* Directions for this task: Please state which computational chemistry software packages were used for the calculations, according to the text on manganese–oxo sulfoxidation.

Herein, we describe a detailed density functional theory (DFT) and ab initio study on the spin state reactivity of [Mn(O)(H8Cz)(CN)]− with para-Z-substituted thioanisole substrates whereby we expanded the substrate range to eight substrates (top part of Scheme 1). This study shows that the V-shaped Hammett plot provides a direct, experimental measure of the reactive spin state pathway for OAT in a high-valent manganese–oxo complex. The experimental and computational findings point to direct sulfoxidation on a dominant low-spin singlet pathway, even though an excited state triplet pathway provides an apparent lower reaction barrier. The experimentally determined Hammett plot for p-Z-thioanisole sulfoxidation by [MnV(O)(TBP8Cz)(CN)]− provides, to our knowledge, the first experimental evidence of singlet spin reactivity and the lack of spin crossing to a higher spin state surface in a high-valent manganese–oxo complex.
Calculations were performed using the Orca (version 3.0.3) and Gaussian-09 computational chemistry software packages.15 Our model uses a corrolazine macrocycle (Scheme 1) with the peripheral aryl substituents replaced with hydrogen atoms (H8Cz), as previous work showed that the peripheral groups on porphyrin scaffolds have little influence on the spin state ordering and relative energies.16 Reactivities with para-Z-substituted thioanisoles were calculated for Z = N(CH3)2, NH2, OCH3, CH3, H, Br, CN, and NO2. The work was aimed at establishing whether the reaction mechanisms are electrophilic or nucleophilic and how the intrinsic chemical properties of oxidant and substrate affected these reactivity differences. The nature of all transition states, in particular, the singlet spin transition states, was established (i) through frequency calculations that gave a single imaginary mode for the S–O bond formation and (ii) intrinsic reaction coordinate (IRC) scans in both the forward and the reverse directions. The latter unequivocally connected the transition states to the reactants in one direction and to products in the opposite direction.
Enthalpies of activation of the chemical reactions are compared to experimental data reported previously.14a However, it should be noted that generally gas-phase calculations overestimate the entropy of activation and often find higher values than experiment. As such, previous experience of calibrating oxygen transfer reactivities against low-pressure gas-phase measured rate constants gave a better correlation with enthalpies of activation,17 which we will adopt here.

* Rows:
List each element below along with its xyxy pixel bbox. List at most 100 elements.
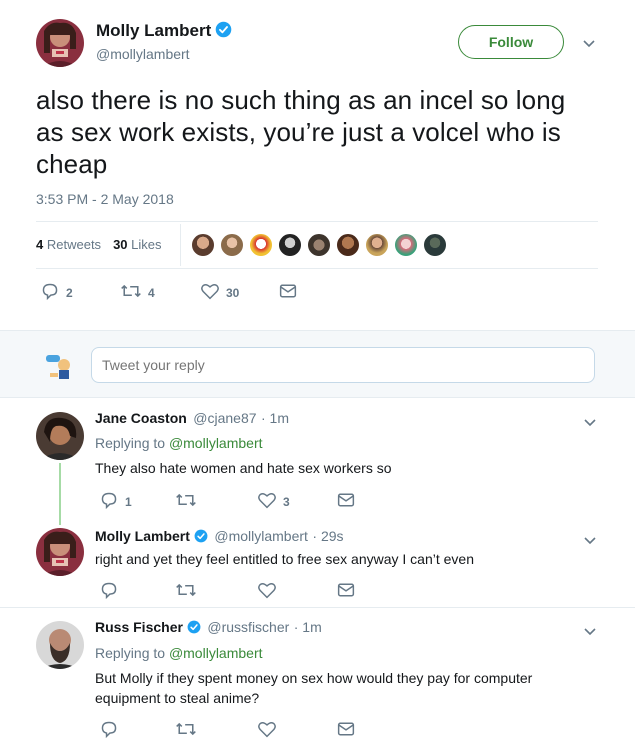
like-icon (257, 581, 283, 602)
reply-author-name[interactable]: Russ Fischer (95, 619, 183, 635)
reply-header: Russ Fischer @russfischer · 1m (95, 619, 322, 639)
replying-to: Replying to @mollylambert (95, 435, 263, 451)
message-button[interactable] (337, 721, 361, 740)
reply-actions (95, 581, 365, 602)
message-button[interactable] (337, 492, 361, 511)
retweet-button[interactable]: 4 (120, 282, 155, 303)
reply-header: Jane Coaston @cjane87 · 1m (95, 410, 289, 428)
retweets-label: Retweets (46, 237, 102, 252)
reply-button[interactable] (99, 720, 125, 741)
chevron-down-icon[interactable] (583, 415, 597, 433)
author-avatar[interactable] (36, 19, 84, 67)
like-count: 3 (283, 494, 290, 509)
retweets-stat[interactable]: 4 Retweets (36, 237, 101, 252)
message-button[interactable] (337, 582, 361, 601)
reply-author-handle[interactable]: @russfischer (207, 619, 289, 635)
replying-to-link[interactable]: @mollylambert (169, 645, 263, 661)
user-avatar[interactable] (42, 347, 78, 383)
like-button[interactable]: 30 (200, 282, 239, 303)
follow-button[interactable]: Follow (458, 25, 564, 59)
verified-icon (215, 21, 232, 43)
reply-text: right and yet they feel entitled to free… (95, 551, 474, 567)
reply-actions: 1 3 (95, 491, 365, 512)
liker-avatar[interactable] (423, 233, 447, 257)
reply-button[interactable]: 2 (40, 282, 73, 303)
tweet-stats: 4 Retweets 30 Likes (36, 237, 162, 252)
like-button[interactable] (257, 720, 283, 741)
chevron-down-icon[interactable] (583, 624, 597, 642)
likes-count: 30 (113, 237, 128, 252)
likes-stat[interactable]: 30 Likes (113, 237, 161, 252)
reply-input[interactable] (91, 347, 595, 383)
thread-line (59, 463, 61, 525)
replying-to-link[interactable]: @mollylambert (169, 435, 263, 451)
reply-icon (99, 491, 125, 512)
message-icon (279, 283, 303, 302)
liker-avatar[interactable] (307, 233, 331, 257)
replying-to-prefix: Replying to (95, 435, 166, 451)
retweet-button[interactable] (175, 720, 203, 741)
liker-avatar[interactable] (336, 233, 360, 257)
retweet-button[interactable] (175, 581, 203, 602)
message-icon (337, 582, 361, 601)
reply-avatar[interactable] (36, 621, 84, 669)
reply-text: They also hate women and hate sex worker… (95, 460, 392, 476)
reply-icon (40, 282, 66, 303)
like-icon (257, 720, 283, 741)
liker-avatar[interactable] (191, 233, 215, 257)
like-button[interactable] (257, 581, 283, 602)
chevron-down-icon[interactable] (583, 533, 597, 551)
reply-count: 2 (66, 285, 73, 300)
reply-actions (95, 720, 365, 741)
retweet-button[interactable] (175, 491, 203, 512)
reply-avatar[interactable] (36, 412, 84, 460)
stats-separator (180, 224, 181, 266)
reply-text-line-1: But Molly if they spent money on sex how… (95, 670, 533, 686)
retweet-icon (175, 581, 203, 602)
tweet-timestamp[interactable]: 3:53 PM - 2 May 2018 (36, 191, 174, 207)
verified-icon (194, 529, 208, 548)
reply-button[interactable]: 1 (99, 491, 132, 512)
reply-author-handle[interactable]: @cjane87 (193, 410, 256, 426)
author-name[interactable]: Molly Lambert (96, 21, 211, 40)
reply-text-line-2: equipment to steal anime? (95, 690, 260, 706)
retweet-count: 4 (148, 285, 155, 300)
liker-avatar[interactable] (220, 233, 244, 257)
reply-time[interactable]: · 1m (261, 410, 289, 426)
like-count: 30 (226, 285, 240, 300)
reply-avatar[interactable] (36, 528, 84, 576)
replying-to-prefix: Replying to (95, 645, 166, 661)
chevron-down-icon[interactable] (582, 36, 596, 54)
like-icon (200, 282, 226, 303)
reply-button[interactable] (99, 581, 125, 602)
message-button[interactable] (279, 283, 303, 302)
reply-count: 1 (125, 494, 132, 509)
tweet-text: also there is no such thing as an incel … (36, 85, 566, 179)
like-button[interactable]: 3 (257, 491, 290, 512)
replying-to: Replying to @mollylambert (95, 645, 263, 661)
message-icon (337, 492, 361, 511)
reply-author-name[interactable]: Jane Coaston (95, 410, 187, 426)
like-icon (257, 491, 283, 512)
reply-composer (0, 330, 635, 398)
liker-avatar[interactable] (249, 233, 273, 257)
retweet-icon (175, 720, 203, 741)
tweet-actions: 2 4 30 (36, 282, 336, 302)
liker-avatar[interactable] (365, 233, 389, 257)
divider (36, 221, 598, 222)
reply-author-name[interactable]: Molly Lambert (95, 528, 190, 544)
divider (0, 607, 635, 608)
author-handle[interactable]: @mollylambert (96, 46, 190, 62)
retweet-icon (175, 491, 203, 512)
reply-author-handle[interactable]: @mollylambert (214, 528, 308, 544)
message-icon (337, 721, 361, 740)
reply-time[interactable]: · 29s (312, 528, 343, 544)
liker-avatar[interactable] (278, 233, 302, 257)
reply-time[interactable]: · 1m (294, 619, 322, 635)
likers-list (191, 233, 447, 257)
reply-icon (99, 581, 125, 602)
liker-avatar[interactable] (394, 233, 418, 257)
likes-label: Likes (131, 237, 162, 252)
verified-icon (187, 620, 201, 639)
divider (36, 268, 598, 269)
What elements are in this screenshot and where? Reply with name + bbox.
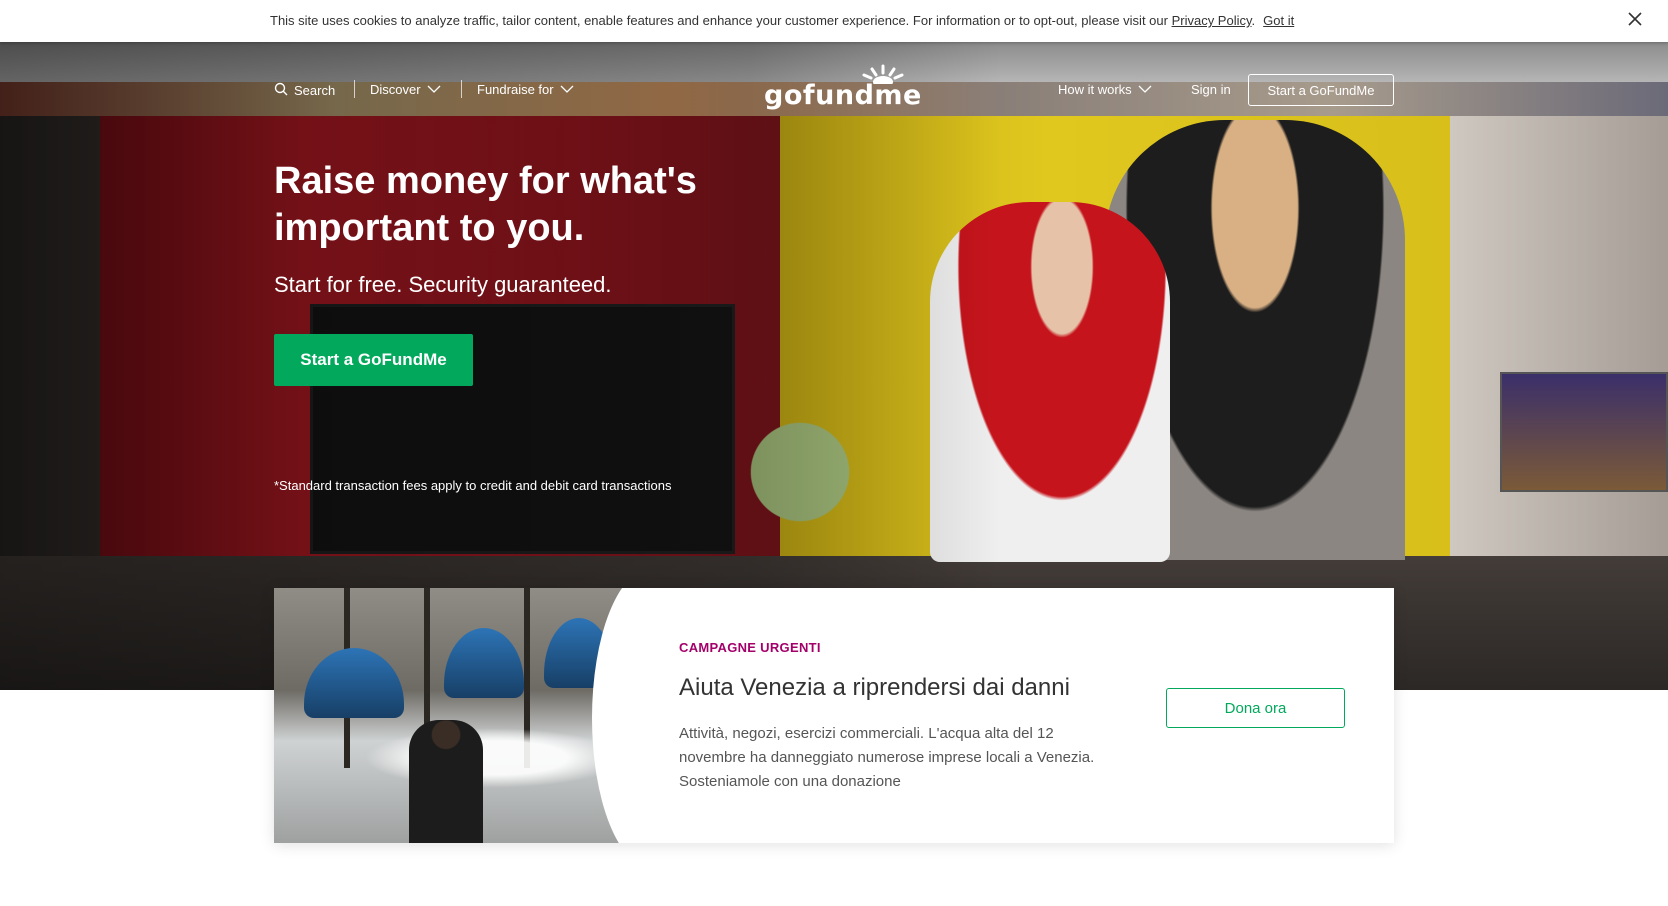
cookie-text-wrapper: This site uses cookies to analyze traffi…	[270, 13, 1294, 28]
nav-start-gofundme-button[interactable]: Start a GoFundMe	[1248, 74, 1394, 106]
nav-discover[interactable]: Discover	[370, 82, 441, 97]
nav-fundraise-label: Fundraise for	[477, 82, 554, 97]
nav-divider	[461, 80, 462, 98]
transaction-fees-note: *Standard transaction fees apply to cred…	[274, 478, 672, 493]
top-nav: Search Discover Fundraise for gofundme H…	[0, 64, 1668, 112]
donate-now-button[interactable]: Dona ora	[1166, 688, 1345, 728]
gofundme-logo[interactable]: gofundme	[764, 64, 921, 112]
got-it-link[interactable]: Got it	[1263, 13, 1294, 28]
nav-divider	[354, 80, 355, 98]
campaign-image-splash	[364, 728, 624, 788]
nav-discover-label: Discover	[370, 82, 421, 97]
campaign-description: Attività, negozi, esercizi commerciali. …	[679, 725, 1095, 790]
nav-how-it-works[interactable]: How it works	[1058, 82, 1152, 97]
nav-how-it-works-label: How it works	[1058, 82, 1132, 97]
nav-fundraise-for[interactable]: Fundraise for	[477, 82, 574, 97]
search-icon	[274, 82, 288, 99]
campaign-category-tag: CAMPAGNE URGENTI	[679, 640, 821, 655]
chevron-down-icon	[427, 82, 441, 97]
nav-search[interactable]: Search	[274, 82, 335, 99]
cookie-message: This site uses cookies to analyze traffi…	[270, 13, 1172, 28]
chevron-down-icon	[1138, 82, 1152, 97]
chevron-down-icon	[560, 82, 574, 97]
nav-search-label: Search	[294, 83, 336, 98]
campaign-image[interactable]	[274, 588, 634, 843]
start-gofundme-button[interactable]: Start a GoFundMe	[274, 334, 473, 386]
cookie-banner: This site uses cookies to analyze traffi…	[0, 0, 1668, 42]
logo-text: gofundme	[764, 80, 922, 111]
privacy-policy-link[interactable]: Privacy Policy	[1172, 13, 1252, 28]
cookie-separator: .	[1251, 13, 1256, 28]
nav-sign-in-label: Sign in	[1191, 82, 1231, 97]
hero-title: Raise money for what's important to you.	[274, 160, 697, 249]
hero-subtitle: Start for free. Security guaranteed.	[274, 272, 612, 297]
nav-sign-in[interactable]: Sign in	[1191, 82, 1231, 97]
close-icon[interactable]	[1626, 10, 1644, 28]
campaign-title[interactable]: Aiuta Venezia a riprendersi dai danni	[679, 674, 1070, 702]
campaign-image-child	[409, 720, 483, 843]
urgent-campaign-card[interactable]: CAMPAGNE URGENTI Aiuta Venezia a riprend…	[274, 588, 1394, 843]
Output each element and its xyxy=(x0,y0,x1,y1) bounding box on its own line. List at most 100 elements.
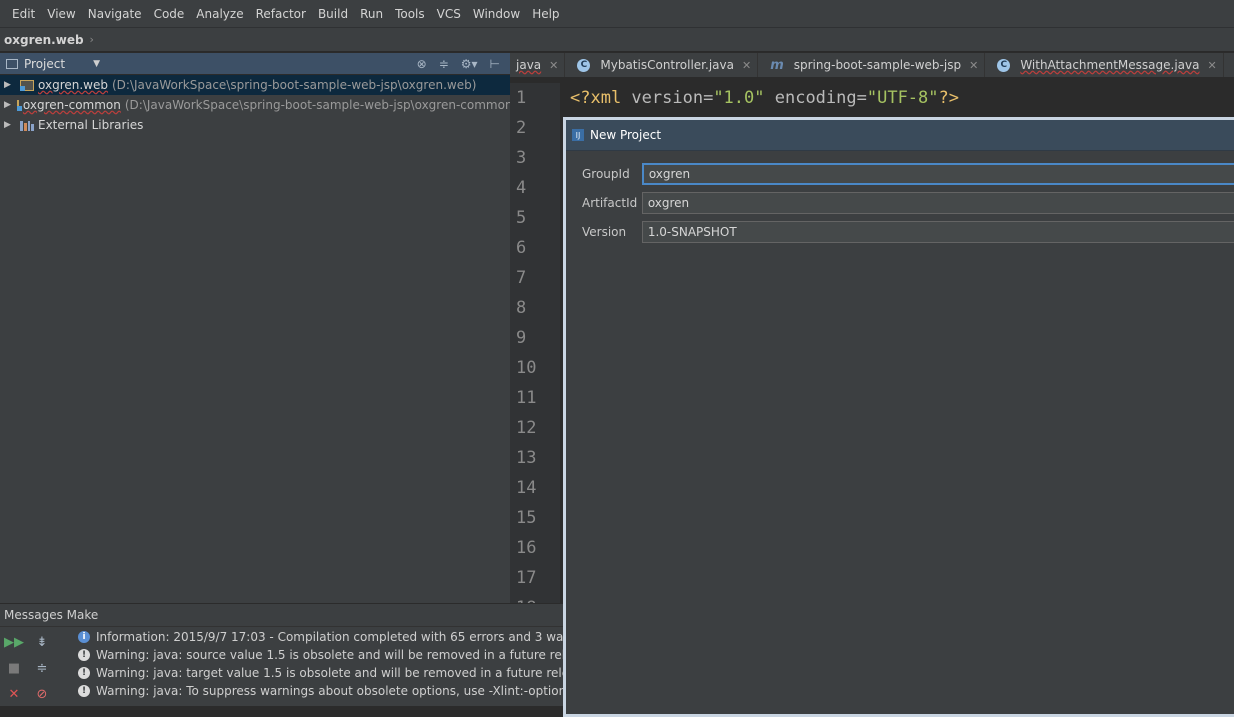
close-icon[interactable]: ✕ xyxy=(969,59,978,72)
stop-icon[interactable]: ■ xyxy=(6,660,22,676)
sync-icon[interactable]: ⊗ xyxy=(417,57,427,71)
artifactid-input[interactable] xyxy=(641,191,1234,214)
expand-arrow-icon[interactable]: ▶ xyxy=(4,100,11,110)
line-number: 5 xyxy=(516,208,527,228)
line-number: 2 xyxy=(516,118,527,138)
collapse-all-icon[interactable]: ≑ xyxy=(34,660,50,676)
editor-tab[interactable]: IJ oxgren xyxy=(1224,53,1234,77)
project-view-selector[interactable]: Project xyxy=(24,57,65,71)
library-icon xyxy=(20,120,34,131)
line-number: 7 xyxy=(516,268,527,288)
message-item[interactable]: ! Warning: java: target value 1.5 is obs… xyxy=(78,664,563,682)
version-input[interactable] xyxy=(641,220,1234,243)
xml-attribute: encoding= xyxy=(764,88,867,108)
message-item[interactable]: ! Warning: java: source value 1.5 is obs… xyxy=(78,646,563,664)
line-number: 18 xyxy=(510,593,560,603)
tree-item-oxgren-web[interactable]: ▶ oxgren.web (D:\JavaWorkSpace\spring-bo… xyxy=(0,75,510,95)
warning-icon: ! xyxy=(78,649,90,661)
rerun-icon[interactable]: ▶▶ xyxy=(4,634,24,650)
menu-edit[interactable]: Edit xyxy=(6,7,41,21)
chevron-right-icon: › xyxy=(89,33,94,46)
xml-attribute: version= xyxy=(631,88,714,108)
groupid-row: GroupId xyxy=(566,159,1234,188)
menu-code[interactable]: Code xyxy=(148,7,191,21)
expand-arrow-icon[interactable]: ▶ xyxy=(4,120,14,130)
module-name: oxgren-common xyxy=(22,98,121,112)
line-number: 1 xyxy=(516,88,527,108)
class-icon: C xyxy=(997,58,1011,72)
expand-all-icon[interactable]: ⇟ xyxy=(34,634,50,650)
version-label: Version xyxy=(582,224,627,239)
menu-build[interactable]: Build xyxy=(312,7,354,21)
line-number: 8 xyxy=(516,298,527,318)
menu-refactor[interactable]: Refactor xyxy=(250,7,312,21)
project-panel-header: Project ▼ ⊗ ≑ ⚙▾ ⊢ xyxy=(0,53,510,75)
menu-help[interactable]: Help xyxy=(526,7,565,21)
expand-arrow-icon[interactable]: ▶ xyxy=(4,80,14,90)
line-number: 13 xyxy=(516,448,537,468)
tab-label: MybatisController.java xyxy=(600,58,734,72)
message-item[interactable]: i Information: 2015/9/7 17:03 - Compilat… xyxy=(78,628,563,646)
code-editor[interactable]: <?xml version="1.0" encoding="UTF-8"?> xyxy=(560,83,1234,115)
code-line: <?xml version="1.0" encoding="UTF-8"?> xyxy=(560,83,1234,113)
messages-panel-title: Messages Make xyxy=(0,604,563,627)
close-icon[interactable]: ✕ xyxy=(1207,59,1216,72)
xml-value: "UTF-8" xyxy=(866,88,939,108)
module-path: (D:\JavaWorkSpace\spring-boot-sample-web… xyxy=(124,98,518,112)
messages-toolbar: ▶▶ ⇟ ■ ≑ ✕ ⊘ xyxy=(0,626,60,706)
dialog-title-bar[interactable]: IJ New Project xyxy=(566,120,1234,151)
gear-icon[interactable]: ⚙▾ xyxy=(461,57,478,71)
line-number: 17 xyxy=(516,568,537,588)
line-number: 3 xyxy=(516,148,527,168)
xml-tag-close: ?> xyxy=(938,88,959,108)
tab-label: WithAttachmentMessage.java xyxy=(1020,58,1200,72)
message-text: Warning: java: source value 1.5 is obsol… xyxy=(96,648,563,662)
intellij-icon: IJ xyxy=(572,129,584,141)
filter-errors-icon[interactable]: ⊘ xyxy=(34,686,50,702)
xml-value: "1.0" xyxy=(713,88,765,108)
tree-item-external-libraries[interactable]: ▶ External Libraries xyxy=(0,115,510,135)
editor-tab[interactable]: C WithAttachmentMessage.java ✕ xyxy=(985,53,1224,77)
menu-view[interactable]: View xyxy=(41,7,81,21)
groupid-label: GroupId xyxy=(582,166,630,181)
warning-icon: ! xyxy=(78,685,90,697)
version-row: Version xyxy=(566,217,1234,246)
editor-tab[interactable]: m spring-boot-sample-web-jsp ✕ xyxy=(758,53,986,77)
line-number: 4 xyxy=(516,178,527,198)
menu-tools[interactable]: Tools xyxy=(389,7,431,21)
close-icon[interactable]: ✕ xyxy=(742,59,751,72)
close-icon[interactable]: ✕ xyxy=(6,686,22,702)
class-icon: C xyxy=(577,58,591,72)
line-number: 11 xyxy=(516,388,537,408)
editor-gutter: 1 2 3 4 5 6 7 8 9 10 11 12 13 14 15 16 1… xyxy=(510,83,560,603)
editor-tab[interactable]: java ✕ xyxy=(510,53,566,77)
message-text: Information: 2015/9/7 17:03 - Compilatio… xyxy=(96,630,563,644)
menu-analyze[interactable]: Analyze xyxy=(190,7,249,21)
message-text: Warning: java: To suppress warnings abou… xyxy=(96,684,563,698)
close-icon[interactable]: ✕ xyxy=(549,59,558,72)
message-item[interactable]: ! Warning: java: To suppress warnings ab… xyxy=(78,682,563,700)
messages-panel: Messages Make ▶▶ ⇟ ■ ≑ ✕ ⊘ i Information… xyxy=(0,603,563,706)
groupid-input[interactable] xyxy=(641,162,1234,185)
menu-run[interactable]: Run xyxy=(354,7,389,21)
menu-vcs[interactable]: VCS xyxy=(431,7,467,21)
menu-navigate[interactable]: Navigate xyxy=(82,7,148,21)
info-icon: i xyxy=(78,631,90,643)
message-text: Warning: java: target value 1.5 is obsol… xyxy=(96,666,563,680)
editor-tab[interactable]: C MybatisController.java ✕ xyxy=(565,53,759,77)
line-number: 12 xyxy=(516,418,537,438)
module-name: External Libraries xyxy=(38,118,144,132)
hide-panel-icon[interactable]: ⊢ xyxy=(490,57,500,71)
menu-bar: Edit View Navigate Code Analyze Refactor… xyxy=(0,0,1234,28)
line-number: 15 xyxy=(516,508,537,528)
module-path: (D:\JavaWorkSpace\spring-boot-sample-web… xyxy=(111,78,477,92)
breadcrumb[interactable]: oxgren.web xyxy=(4,33,84,47)
collapse-all-icon[interactable]: ≑ xyxy=(439,57,449,71)
chevron-down-icon[interactable]: ▼ xyxy=(93,59,100,69)
menu-window[interactable]: Window xyxy=(467,7,526,21)
messages-list: i Information: 2015/9/7 17:03 - Compilat… xyxy=(78,628,563,706)
line-number: 14 xyxy=(516,478,537,498)
new-project-dialog: IJ New Project GroupId ArtifactId Versio… xyxy=(563,117,1234,717)
tree-item-oxgren-common[interactable]: ▶ oxgren-common (D:\JavaWorkSpace\spring… xyxy=(0,95,517,115)
navigation-bar: oxgren.web › xyxy=(0,28,1234,52)
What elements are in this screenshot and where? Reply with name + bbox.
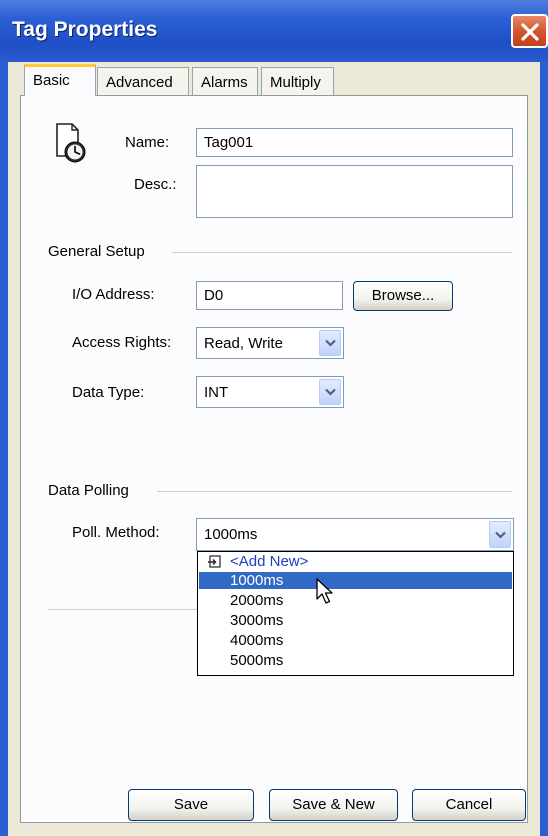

* Result below: Orca (version 3.0.3) and Gaussian-09.